(Dataset entries)
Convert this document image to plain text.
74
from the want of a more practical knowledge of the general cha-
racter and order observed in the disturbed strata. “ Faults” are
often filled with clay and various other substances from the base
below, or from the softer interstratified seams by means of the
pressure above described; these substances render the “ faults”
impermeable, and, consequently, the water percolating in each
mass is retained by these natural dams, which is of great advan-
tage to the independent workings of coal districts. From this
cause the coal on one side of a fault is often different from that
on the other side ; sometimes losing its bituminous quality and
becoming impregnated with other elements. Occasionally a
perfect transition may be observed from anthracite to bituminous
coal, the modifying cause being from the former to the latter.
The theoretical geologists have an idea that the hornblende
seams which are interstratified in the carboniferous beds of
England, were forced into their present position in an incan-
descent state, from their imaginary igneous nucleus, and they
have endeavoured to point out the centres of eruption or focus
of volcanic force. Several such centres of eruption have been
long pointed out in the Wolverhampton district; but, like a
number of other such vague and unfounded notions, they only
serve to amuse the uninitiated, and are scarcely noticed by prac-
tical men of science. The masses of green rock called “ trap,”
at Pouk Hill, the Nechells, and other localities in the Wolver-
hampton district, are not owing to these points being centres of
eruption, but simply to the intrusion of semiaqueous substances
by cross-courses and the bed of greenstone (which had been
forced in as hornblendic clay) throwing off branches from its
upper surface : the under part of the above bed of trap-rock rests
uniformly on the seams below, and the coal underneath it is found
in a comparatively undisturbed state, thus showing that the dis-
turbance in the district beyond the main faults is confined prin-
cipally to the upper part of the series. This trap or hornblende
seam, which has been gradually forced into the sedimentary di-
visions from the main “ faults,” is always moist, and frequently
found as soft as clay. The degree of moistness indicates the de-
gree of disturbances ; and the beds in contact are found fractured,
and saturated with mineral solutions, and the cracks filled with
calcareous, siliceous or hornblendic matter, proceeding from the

Given exercise
Word for word, restate all of the data shown above.

Solution to this exercise
Convert this document image to plain text.
74
from the want of a more practical knowledge of the general cha-
racter and order observed in the disturbed strata. “ Faults” are
often filled with clay and various other substances from the base
below, or from the softer interstratified seams by means of the
pressure above described; these substances render the “ faults”
impermeable, and, consequently, the water percolating in each
mass is retained by these natural dams, which is of great advan-
tage to the independent workings of coal districts. From this
cause the coal on one side of a fault is often different from that
on the other side ; sometimes losing its bituminous quality and
becoming impregnated with other elements. Occasionally a
perfect transition may be observed from anthracite to bituminous
coal, the modifying cause being from the former to the latter.
The theoretical geologists have an idea that the hornblende
seams which are interstratified in the carboniferous beds of
England, were forced into their present position in an incan-
descent state, from their imaginary igneous nucleus, and they
have endeavoured to point out the centres of eruption or focus
of volcanic force. Several such centres of eruption have been
long pointed out in the Wolverhampton district; but, like a
number of other such vague and unfounded notions, they only
serve to amuse the uninitiated, and are scarcely noticed by prac-
tical men of science. The masses of green rock called “ trap,”
at Pouk Hill, the Nechells, and other localities in the Wolver-
hampton district, are not owing to these points being centres of
eruption, but simply to the intrusion of semiaqueous substances
by cross-courses and the bed of greenstone (which had been
forced in as hornblendic clay) throwing off branches from its
upper surface : the under part of the above bed of trap-rock rests
uniformly on the seams below, and the coal underneath it is found
in a comparatively undisturbed state, thus showing that the dis-
turbance in the district beyond the main faults is confined prin-
cipally to the upper part of the series. This trap or hornblende
seam, which has been gradually forced into the sedimentary di-
visions from the main “ faults,” is always moist, and frequently
found as soft as clay. The degree of moistness indicates the de-
gree of disturbances ; and the beds in contact are found fractured,
and saturated with mineral solutions, and the cracks filled with
calcareous, siliceous or hornblendic matter, proceeding from the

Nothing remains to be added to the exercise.